WRITTEN INSTRUCTION
Pictures aside, repeat every entry exactly.

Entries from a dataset

──────

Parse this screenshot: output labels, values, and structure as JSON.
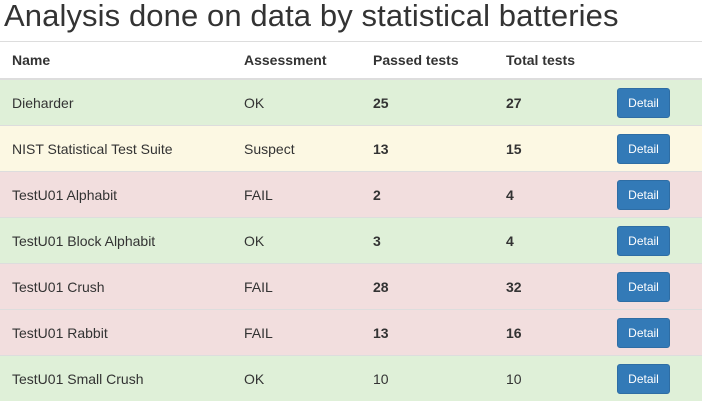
{
  "page": {
    "title": "Analysis done on data by statistical batteries"
  },
  "table": {
    "columns": [
      "Name",
      "Assessment",
      "Passed tests",
      "Total tests",
      ""
    ],
    "rows": [
      {
        "name": "Dieharder",
        "assessment": "OK",
        "passed": "25",
        "total": "27",
        "action": "Detail",
        "status": "ok",
        "bold": true
      },
      {
        "name": "NIST Statistical Test Suite",
        "assessment": "Suspect",
        "passed": "13",
        "total": "15",
        "action": "Detail",
        "status": "warn",
        "bold": true
      },
      {
        "name": "TestU01 Alphabit",
        "assessment": "FAIL",
        "passed": "2",
        "total": "4",
        "action": "Detail",
        "status": "fail",
        "bold": true
      },
      {
        "name": "TestU01 Block Alphabit",
        "assessment": "OK",
        "passed": "3",
        "total": "4",
        "action": "Detail",
        "status": "ok",
        "bold": true
      },
      {
        "name": "TestU01 Crush",
        "assessment": "FAIL",
        "passed": "28",
        "total": "32",
        "action": "Detail",
        "status": "fail",
        "bold": true
      },
      {
        "name": "TestU01 Rabbit",
        "assessment": "FAIL",
        "passed": "13",
        "total": "16",
        "action": "Detail",
        "status": "fail",
        "bold": true
      },
      {
        "name": "TestU01 Small Crush",
        "assessment": "OK",
        "passed": "10",
        "total": "10",
        "action": "Detail",
        "status": "ok",
        "bold": false
      }
    ]
  },
  "colors": {
    "ok_row": "#dff0d8",
    "warn_row": "#fcf8e3",
    "fail_row": "#f2dede",
    "button": "#337ab7"
  }
}
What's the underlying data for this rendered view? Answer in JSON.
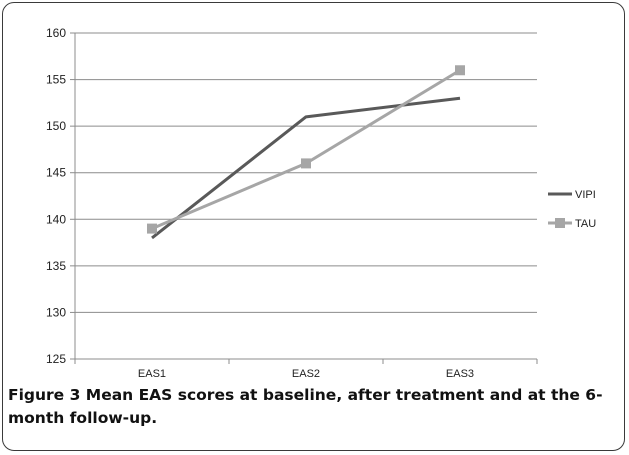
{
  "chart_data": {
    "type": "line",
    "categories": [
      "EAS1",
      "EAS2",
      "EAS3"
    ],
    "series": [
      {
        "name": "VIPI",
        "values": [
          138,
          151,
          153
        ],
        "color": "#595959",
        "marker": "none"
      },
      {
        "name": "TAU",
        "values": [
          139,
          146,
          156
        ],
        "color": "#a6a6a6",
        "marker": "square"
      }
    ],
    "ylim": [
      125,
      160
    ],
    "yticks": [
      125,
      130,
      135,
      140,
      145,
      150,
      155,
      160
    ],
    "grid": true,
    "legend_position": "right",
    "title": "",
    "xlabel": "",
    "ylabel": ""
  },
  "caption": {
    "label": "Figure 3",
    "text": " Mean EAS scores at baseline, after treatment and at the 6-month follow-up."
  }
}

──────

EXERCISE RESULT
Parse this screenshot: output labels, values, and structure as JSON.
{
  "page": {
    "title": "Analysis done on data by statistical batteries"
  },
  "table": {
    "columns": [
      "Name",
      "Assessment",
      "Passed tests",
      "Total tests",
      ""
    ],
    "rows": [
      {
        "name": "Dieharder",
        "assessment": "OK",
        "passed": "25",
        "total": "27",
        "action": "Detail",
        "status": "ok",
        "bold": true
      },
      {
        "name": "NIST Statistical Test Suite",
        "assessment": "Suspect",
        "passed": "13",
        "total": "15",
        "action": "Detail",
        "status": "warn",
        "bold": true
      },
      {
        "name": "TestU01 Alphabit",
        "assessment": "FAIL",
        "passed": "2",
        "total": "4",
        "action": "Detail",
        "status": "fail",
        "bold": true
      },
      {
        "name": "TestU01 Block Alphabit",
        "assessment": "OK",
        "passed": "3",
        "total": "4",
        "action": "Detail",
        "status": "ok",
        "bold": true
      },
      {
        "name": "TestU01 Crush",
        "assessment": "FAIL",
        "passed": "28",
        "total": "32",
        "action": "Detail",
        "status": "fail",
        "bold": true
      },
      {
        "name": "TestU01 Rabbit",
        "assessment": "FAIL",
        "passed": "13",
        "total": "16",
        "action": "Detail",
        "status": "fail",
        "bold": true
      },
      {
        "name": "TestU01 Small Crush",
        "assessment": "OK",
        "passed": "10",
        "total": "10",
        "action": "Detail",
        "status": "ok",
        "bold": false
      }
    ]
  },
  "colors": {
    "ok_row": "#dff0d8",
    "warn_row": "#fcf8e3",
    "fail_row": "#f2dede",
    "button": "#337ab7"
  }
}
What's the underlying data for this rendered view? Answer in JSON.
{
  "chart_data": {
    "type": "line",
    "categories": [
      "EAS1",
      "EAS2",
      "EAS3"
    ],
    "series": [
      {
        "name": "VIPI",
        "values": [
          138,
          151,
          153
        ],
        "color": "#595959",
        "marker": "none"
      },
      {
        "name": "TAU",
        "values": [
          139,
          146,
          156
        ],
        "color": "#a6a6a6",
        "marker": "square"
      }
    ],
    "ylim": [
      125,
      160
    ],
    "yticks": [
      125,
      130,
      135,
      140,
      145,
      150,
      155,
      160
    ],
    "grid": true,
    "legend_position": "right",
    "title": "",
    "xlabel": "",
    "ylabel": ""
  },
  "caption": {
    "label": "Figure 3",
    "text": " Mean EAS scores at baseline, after treatment and at the 6-month follow-up."
  }
}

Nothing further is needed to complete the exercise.